Provided material >>
+++++

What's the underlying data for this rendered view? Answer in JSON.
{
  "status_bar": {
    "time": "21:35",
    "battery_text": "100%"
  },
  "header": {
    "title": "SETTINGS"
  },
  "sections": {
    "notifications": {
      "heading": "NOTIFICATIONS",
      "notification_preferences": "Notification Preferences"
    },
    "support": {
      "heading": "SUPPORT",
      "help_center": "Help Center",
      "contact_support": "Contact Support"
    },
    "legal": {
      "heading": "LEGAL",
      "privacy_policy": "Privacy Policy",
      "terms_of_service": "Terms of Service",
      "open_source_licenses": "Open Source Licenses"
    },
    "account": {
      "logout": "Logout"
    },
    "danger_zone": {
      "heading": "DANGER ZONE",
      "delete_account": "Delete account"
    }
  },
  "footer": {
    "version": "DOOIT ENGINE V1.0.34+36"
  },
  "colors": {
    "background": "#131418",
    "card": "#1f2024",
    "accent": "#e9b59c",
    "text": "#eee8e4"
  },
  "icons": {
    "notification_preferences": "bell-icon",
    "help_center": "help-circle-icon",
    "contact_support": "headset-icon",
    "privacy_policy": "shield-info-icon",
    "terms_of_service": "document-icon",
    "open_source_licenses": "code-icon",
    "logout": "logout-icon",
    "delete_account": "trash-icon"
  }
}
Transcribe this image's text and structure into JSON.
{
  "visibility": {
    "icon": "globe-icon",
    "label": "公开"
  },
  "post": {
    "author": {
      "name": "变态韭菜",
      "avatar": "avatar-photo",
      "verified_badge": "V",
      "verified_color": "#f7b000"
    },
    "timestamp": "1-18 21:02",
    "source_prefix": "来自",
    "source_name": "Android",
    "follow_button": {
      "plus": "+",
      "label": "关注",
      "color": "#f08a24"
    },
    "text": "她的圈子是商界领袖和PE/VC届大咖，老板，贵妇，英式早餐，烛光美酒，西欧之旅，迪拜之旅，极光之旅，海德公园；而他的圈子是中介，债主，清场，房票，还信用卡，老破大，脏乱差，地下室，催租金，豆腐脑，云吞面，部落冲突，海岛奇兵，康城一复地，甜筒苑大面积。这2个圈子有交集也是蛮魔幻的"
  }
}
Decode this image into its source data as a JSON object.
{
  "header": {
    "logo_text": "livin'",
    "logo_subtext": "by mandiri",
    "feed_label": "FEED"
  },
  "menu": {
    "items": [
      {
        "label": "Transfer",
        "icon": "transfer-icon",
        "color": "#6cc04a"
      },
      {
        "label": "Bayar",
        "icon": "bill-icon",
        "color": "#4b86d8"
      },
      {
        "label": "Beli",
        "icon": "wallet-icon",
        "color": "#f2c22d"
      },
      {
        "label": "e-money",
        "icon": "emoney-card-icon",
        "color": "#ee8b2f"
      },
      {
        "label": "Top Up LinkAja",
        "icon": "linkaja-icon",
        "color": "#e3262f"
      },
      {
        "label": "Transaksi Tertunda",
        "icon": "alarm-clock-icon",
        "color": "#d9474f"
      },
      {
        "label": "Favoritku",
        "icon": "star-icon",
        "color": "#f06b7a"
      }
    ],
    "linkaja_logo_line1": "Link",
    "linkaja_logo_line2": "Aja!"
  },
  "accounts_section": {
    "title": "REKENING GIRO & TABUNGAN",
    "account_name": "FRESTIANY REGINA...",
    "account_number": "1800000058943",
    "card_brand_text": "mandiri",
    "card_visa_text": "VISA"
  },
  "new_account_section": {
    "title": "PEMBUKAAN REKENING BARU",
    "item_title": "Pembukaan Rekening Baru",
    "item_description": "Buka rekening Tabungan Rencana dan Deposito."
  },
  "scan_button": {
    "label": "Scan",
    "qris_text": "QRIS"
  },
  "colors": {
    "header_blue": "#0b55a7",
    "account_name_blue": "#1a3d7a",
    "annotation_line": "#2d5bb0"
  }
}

+++++

Required task >>
Read the data above and pull out each line that holds the string "this".

Exercise result >>
What's the underlying data for this rendered view? Answer in JSON.
Transcribe this image's text and structure into JSON.
Decode this image into its source data as a JSON object.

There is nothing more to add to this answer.